Start of Information supplied

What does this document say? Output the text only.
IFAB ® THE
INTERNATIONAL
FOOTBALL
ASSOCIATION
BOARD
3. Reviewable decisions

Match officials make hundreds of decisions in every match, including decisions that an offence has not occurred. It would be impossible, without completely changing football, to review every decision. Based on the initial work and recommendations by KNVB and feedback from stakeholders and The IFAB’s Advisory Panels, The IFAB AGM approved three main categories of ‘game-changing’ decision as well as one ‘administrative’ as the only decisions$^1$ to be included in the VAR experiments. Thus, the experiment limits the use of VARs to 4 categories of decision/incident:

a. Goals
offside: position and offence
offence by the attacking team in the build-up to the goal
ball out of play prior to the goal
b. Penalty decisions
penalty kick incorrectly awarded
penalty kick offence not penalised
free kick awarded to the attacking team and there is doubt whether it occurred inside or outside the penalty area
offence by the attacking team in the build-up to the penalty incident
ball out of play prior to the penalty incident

End of Information supplied

Given request: Quote each line above in full, word for word.

Answer to the exercise:
What does this document say? Output the text only.
IFAB ® THE
INTERNATIONAL
FOOTBALL
ASSOCIATION
BOARD
3. Reviewable decisions

Match officials make hundreds of decisions in every match, including decisions that an offence has not occurred. It would be impossible, without completely changing football, to review every decision. Based on the initial work and recommendations by KNVB and feedback from stakeholders and The IFAB’s Advisory Panels, The IFAB AGM approved three main categories of ‘game-changing’ decision as well as one ‘administrative’ as the only decisions$^1$ to be included in the VAR experiments. Thus, the experiment limits the use of VARs to 4 categories of decision/incident:

a. Goals
offside: position and offence
offence by the attacking team in the build-up to the goal
ball out of play prior to the goal
b. Penalty decisions
penalty kick incorrectly awarded
penalty kick offence not penalised
free kick awarded to the attacking team and there is doubt whether it occurred inside or outside the penalty area
offence by the attacking team in the build-up to the penalty incident
ball out of play prior to the penalty incident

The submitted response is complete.